◆ WHAT IS REQUIRED ◆
Extract each line containing the string "highest".

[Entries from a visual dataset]
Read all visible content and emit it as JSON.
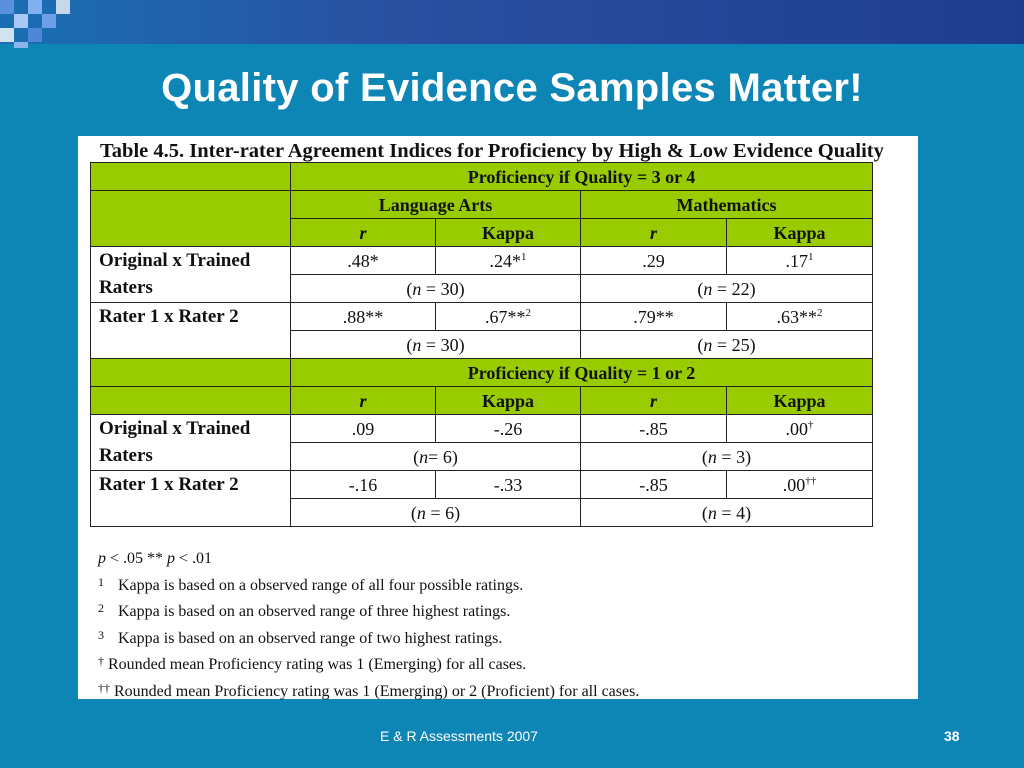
{
  "slide": {
    "title": "Quality of Evidence Samples Matter!",
    "footer": "E & R Assessments 2007",
    "page_number": "38"
  },
  "table": {
    "caption": "Table 4.5. Inter-rater Agreement Indices for Proficiency by High & Low Evidence Quality",
    "section_high": "Proficiency if Quality = 3 or 4",
    "section_low": "Proficiency if Quality = 1 or 2",
    "subject_la": "Language Arts",
    "subject_math": "Mathematics",
    "col_r": "r",
    "col_kappa": "Kappa",
    "row_original": "Original x Trained",
    "row_original_2": "Raters",
    "row_rater": "Rater 1 x Rater 2",
    "high": {
      "orig": {
        "la_r": ".48*",
        "la_k": ".24*",
        "la_k_sup": "1",
        "m_r": ".29",
        "m_k": ".17",
        "m_k_sup": "1",
        "la_n_pre": "(",
        "la_n_var": "n",
        "la_n_post": " = 30)",
        "m_n_pre": "(",
        "m_n_var": "n",
        "m_n_post": " = 22)"
      },
      "rater": {
        "la_r": ".88**",
        "la_k": ".67**",
        "la_k_sup": "2",
        "m_r": ".79**",
        "m_k": ".63**",
        "m_k_sup": "2",
        "la_n_pre": "(",
        "la_n_var": "n",
        "la_n_post": " = 30)",
        "m_n_pre": "(",
        "m_n_var": "n",
        "m_n_post": " = 25)"
      }
    },
    "low": {
      "orig": {
        "la_r": ".09",
        "la_k": "-.26",
        "m_r": "-.85",
        "m_k": ".00",
        "m_k_sup": "†",
        "la_n_pre": "(",
        "la_n_var": "n",
        "la_n_post": "= 6)",
        "m_n_pre": "(",
        "m_n_var": "n",
        "m_n_post": " = 3)"
      },
      "rater": {
        "la_r": "-.16",
        "la_k": "-.33",
        "m_r": "-.85",
        "m_k": ".00",
        "m_k_sup": "††",
        "la_n_pre": "(",
        "la_n_var": "n",
        "la_n_post": " = 6)",
        "m_n_pre": "(",
        "m_n_var": "n",
        "m_n_post": " = 4)"
      }
    }
  },
  "notes": {
    "sig_p1": "p",
    "sig_text1": " < .05  ** ",
    "sig_p2": "p",
    "sig_text2": " < .01",
    "n1_mark": "1",
    "n1": "Kappa is based on a observed range of all four possible ratings.",
    "n2_mark": "2",
    "n2": "Kappa is based on an observed range of three highest ratings.",
    "n3_mark": "3",
    "n3": "Kappa is based on an observed range of two highest ratings.",
    "n4_mark": "†",
    "n4": "Rounded mean Proficiency rating was 1 (Emerging) for all cases.",
    "n5_mark": "††",
    "n5": "Rounded mean Proficiency rating was 1 (Emerging) or 2 (Proficient) for all cases."
  },
  "colors": {
    "background": "#0d86b5",
    "header_green": "#99cc00",
    "title_text": "#ffffff"
  }
}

◆ REPLY TO THE TASK ◆
    "n2": "Kappa is based on an observed range of three highest ratings.",
    "n3": "Kappa is based on an observed range of two highest ratings.",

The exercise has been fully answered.